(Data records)
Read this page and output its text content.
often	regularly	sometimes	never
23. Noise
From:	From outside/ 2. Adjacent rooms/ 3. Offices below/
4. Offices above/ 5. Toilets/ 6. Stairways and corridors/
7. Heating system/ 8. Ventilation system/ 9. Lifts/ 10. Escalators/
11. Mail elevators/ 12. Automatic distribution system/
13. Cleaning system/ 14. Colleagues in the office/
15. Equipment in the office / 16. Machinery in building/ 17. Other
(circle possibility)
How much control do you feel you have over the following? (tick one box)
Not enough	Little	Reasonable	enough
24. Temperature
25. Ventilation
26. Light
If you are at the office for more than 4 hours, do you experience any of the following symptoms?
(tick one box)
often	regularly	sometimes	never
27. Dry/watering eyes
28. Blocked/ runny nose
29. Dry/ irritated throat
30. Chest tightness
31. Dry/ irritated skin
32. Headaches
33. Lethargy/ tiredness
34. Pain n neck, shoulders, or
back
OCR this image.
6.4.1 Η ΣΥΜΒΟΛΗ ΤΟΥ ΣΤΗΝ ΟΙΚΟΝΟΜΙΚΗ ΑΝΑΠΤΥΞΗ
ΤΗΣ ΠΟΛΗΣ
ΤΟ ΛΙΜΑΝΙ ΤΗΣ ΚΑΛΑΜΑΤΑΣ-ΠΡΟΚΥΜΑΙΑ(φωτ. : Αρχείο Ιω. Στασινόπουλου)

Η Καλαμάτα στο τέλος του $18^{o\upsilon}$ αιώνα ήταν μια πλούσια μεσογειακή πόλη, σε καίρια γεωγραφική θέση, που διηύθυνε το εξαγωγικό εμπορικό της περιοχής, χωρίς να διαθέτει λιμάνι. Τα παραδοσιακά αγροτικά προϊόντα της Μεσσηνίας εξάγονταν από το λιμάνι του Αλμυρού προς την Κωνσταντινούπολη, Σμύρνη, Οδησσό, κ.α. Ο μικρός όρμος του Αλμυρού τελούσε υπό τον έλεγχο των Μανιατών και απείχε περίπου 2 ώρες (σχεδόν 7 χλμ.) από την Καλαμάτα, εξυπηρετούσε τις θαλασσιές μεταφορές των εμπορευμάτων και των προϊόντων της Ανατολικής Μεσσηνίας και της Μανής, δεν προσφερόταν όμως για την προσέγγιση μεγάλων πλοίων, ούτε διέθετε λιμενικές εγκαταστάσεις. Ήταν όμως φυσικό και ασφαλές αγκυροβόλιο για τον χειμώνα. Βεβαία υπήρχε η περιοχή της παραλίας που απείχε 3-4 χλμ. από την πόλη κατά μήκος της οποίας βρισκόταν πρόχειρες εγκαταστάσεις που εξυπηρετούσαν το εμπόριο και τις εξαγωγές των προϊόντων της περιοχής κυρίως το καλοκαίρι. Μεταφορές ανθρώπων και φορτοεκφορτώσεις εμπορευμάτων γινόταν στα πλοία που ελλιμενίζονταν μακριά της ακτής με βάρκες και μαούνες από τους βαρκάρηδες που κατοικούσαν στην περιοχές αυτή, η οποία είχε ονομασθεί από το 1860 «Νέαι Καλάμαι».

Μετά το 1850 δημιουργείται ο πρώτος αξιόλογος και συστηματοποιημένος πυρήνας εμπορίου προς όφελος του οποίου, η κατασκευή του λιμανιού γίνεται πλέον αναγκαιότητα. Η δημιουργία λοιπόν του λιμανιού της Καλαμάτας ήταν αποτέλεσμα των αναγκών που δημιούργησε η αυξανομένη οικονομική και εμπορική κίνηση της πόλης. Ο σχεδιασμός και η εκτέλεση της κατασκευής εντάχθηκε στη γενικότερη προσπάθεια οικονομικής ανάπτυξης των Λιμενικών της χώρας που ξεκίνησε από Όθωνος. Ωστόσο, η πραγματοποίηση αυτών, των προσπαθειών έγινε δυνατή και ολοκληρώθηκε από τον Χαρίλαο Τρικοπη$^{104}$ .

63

* STATED EXERCISE: Please restate the records in full, word for word.

* REPLY:
Read this page and output its text content.
often	regularly	sometimes	never
23. Noise
From:	From outside/ 2. Adjacent rooms/ 3. Offices below/
4. Offices above/ 5. Toilets/ 6. Stairways and corridors/
7. Heating system/ 8. Ventilation system/ 9. Lifts/ 10. Escalators/
11. Mail elevators/ 12. Automatic distribution system/
13. Cleaning system/ 14. Colleagues in the office/
15. Equipment in the office / 16. Machinery in building/ 17. Other
(circle possibility)
How much control do you feel you have over the following? (tick one box)
Not enough	Little	Reasonable	enough
24. Temperature
25. Ventilation
26. Light
If you are at the office for more than 4 hours, do you experience any of the following symptoms?
(tick one box)
often	regularly	sometimes	never
27. Dry/watering eyes
28. Blocked/ runny nose
29. Dry/ irritated throat
30. Chest tightness
31. Dry/ irritated skin
32. Headaches
33. Lethargy/ tiredness
34. Pain n neck, shoulders, or
back
OCR this image.
6.4.1 Η ΣΥΜΒΟΛΗ ΤΟΥ ΣΤΗΝ ΟΙΚΟΝΟΜΙΚΗ ΑΝΑΠΤΥΞΗ
ΤΗΣ ΠΟΛΗΣ
ΤΟ ΛΙΜΑΝΙ ΤΗΣ ΚΑΛΑΜΑΤΑΣ-ΠΡΟΚΥΜΑΙΑ(φωτ. : Αρχείο Ιω. Στασινόπουλου)

Η Καλαμάτα στο τέλος του $18^{o\upsilon}$ αιώνα ήταν μια πλούσια μεσογειακή πόλη, σε καίρια γεωγραφική θέση, που διηύθυνε το εξαγωγικό εμπορικό της περιοχής, χωρίς να διαθέτει λιμάνι. Τα παραδοσιακά αγροτικά προϊόντα της Μεσσηνίας εξάγονταν από το λιμάνι του Αλμυρού προς την Κωνσταντινούπολη, Σμύρνη, Οδησσό, κ.α. Ο μικρός όρμος του Αλμυρού τελούσε υπό τον έλεγχο των Μανιατών και απείχε περίπου 2 ώρες (σχεδόν 7 χλμ.) από την Καλαμάτα, εξυπηρετούσε τις θαλασσιές μεταφορές των εμπορευμάτων και των προϊόντων της Ανατολικής Μεσσηνίας και της Μανής, δεν προσφερόταν όμως για την προσέγγιση μεγάλων πλοίων, ούτε διέθετε λιμενικές εγκαταστάσεις. Ήταν όμως φυσικό και ασφαλές αγκυροβόλιο για τον χειμώνα. Βεβαία υπήρχε η περιοχή της παραλίας που απείχε 3-4 χλμ. από την πόλη κατά μήκος της οποίας βρισκόταν πρόχειρες εγκαταστάσεις που εξυπηρετούσαν το εμπόριο και τις εξαγωγές των προϊόντων της περιοχής κυρίως το καλοκαίρι. Μεταφορές ανθρώπων και φορτοεκφορτώσεις εμπορευμάτων γινόταν στα πλοία που ελλιμενίζονταν μακριά της ακτής με βάρκες και μαούνες από τους βαρκάρηδες που κατοικούσαν στην περιοχές αυτή, η οποία είχε ονομασθεί από το 1860 «Νέαι Καλάμαι».

Μετά το 1850 δημιουργείται ο πρώτος αξιόλογος και συστηματοποιημένος πυρήνας εμπορίου προς όφελος του οποίου, η κατασκευή του λιμανιού γίνεται πλέον αναγκαιότητα. Η δημιουργία λοιπόν του λιμανιού της Καλαμάτας ήταν αποτέλεσμα των αναγκών που δημιούργησε η αυξανομένη οικονομική και εμπορική κίνηση της πόλης. Ο σχεδιασμός και η εκτέλεση της κατασκευής εντάχθηκε στη γενικότερη προσπάθεια οικονομικής ανάπτυξης των Λιμενικών της χώρας που ξεκίνησε από Όθωνος. Ωστόσο, η πραγματοποίηση αυτών, των προσπαθειών έγινε δυνατή και ολοκληρώθηκε από τον Χαρίλαο Τρικοπη$^{104}$ .

63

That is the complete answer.